Records for this exercise:
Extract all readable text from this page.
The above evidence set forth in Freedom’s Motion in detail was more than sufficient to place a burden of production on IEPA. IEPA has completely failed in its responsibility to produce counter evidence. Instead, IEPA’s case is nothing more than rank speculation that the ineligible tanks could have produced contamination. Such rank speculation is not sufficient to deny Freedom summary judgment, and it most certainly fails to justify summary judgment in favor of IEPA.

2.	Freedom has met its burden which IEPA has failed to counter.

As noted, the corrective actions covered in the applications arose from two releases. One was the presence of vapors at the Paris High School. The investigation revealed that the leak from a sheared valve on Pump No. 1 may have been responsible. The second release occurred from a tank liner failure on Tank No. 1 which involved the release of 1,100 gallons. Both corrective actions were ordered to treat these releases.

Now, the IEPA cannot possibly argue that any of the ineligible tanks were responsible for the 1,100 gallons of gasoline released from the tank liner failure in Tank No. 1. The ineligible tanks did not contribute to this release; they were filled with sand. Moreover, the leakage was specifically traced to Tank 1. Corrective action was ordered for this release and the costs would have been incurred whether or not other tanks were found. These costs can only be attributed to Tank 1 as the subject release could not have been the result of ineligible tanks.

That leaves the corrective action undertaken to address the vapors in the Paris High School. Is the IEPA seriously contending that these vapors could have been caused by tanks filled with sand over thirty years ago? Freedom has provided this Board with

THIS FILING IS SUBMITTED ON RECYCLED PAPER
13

What needs to be done:
The whole listing above needs to be written out again exactly.

Correct output:
Extract all readable text from this page.
The above evidence set forth in Freedom’s Motion in detail was more than sufficient to place a burden of production on IEPA. IEPA has completely failed in its responsibility to produce counter evidence. Instead, IEPA’s case is nothing more than rank speculation that the ineligible tanks could have produced contamination. Such rank speculation is not sufficient to deny Freedom summary judgment, and it most certainly fails to justify summary judgment in favor of IEPA.

2.	Freedom has met its burden which IEPA has failed to counter.

As noted, the corrective actions covered in the applications arose from two releases. One was the presence of vapors at the Paris High School. The investigation revealed that the leak from a sheared valve on Pump No. 1 may have been responsible. The second release occurred from a tank liner failure on Tank No. 1 which involved the release of 1,100 gallons. Both corrective actions were ordered to treat these releases.

Now, the IEPA cannot possibly argue that any of the ineligible tanks were responsible for the 1,100 gallons of gasoline released from the tank liner failure in Tank No. 1. The ineligible tanks did not contribute to this release; they were filled with sand. Moreover, the leakage was specifically traced to Tank 1. Corrective action was ordered for this release and the costs would have been incurred whether or not other tanks were found. These costs can only be attributed to Tank 1 as the subject release could not have been the result of ineligible tanks.

That leaves the corrective action undertaken to address the vapors in the Paris High School. Is the IEPA seriously contending that these vapors could have been caused by tanks filled with sand over thirty years ago? Freedom has provided this Board with

THIS FILING IS SUBMITTED ON RECYCLED PAPER
13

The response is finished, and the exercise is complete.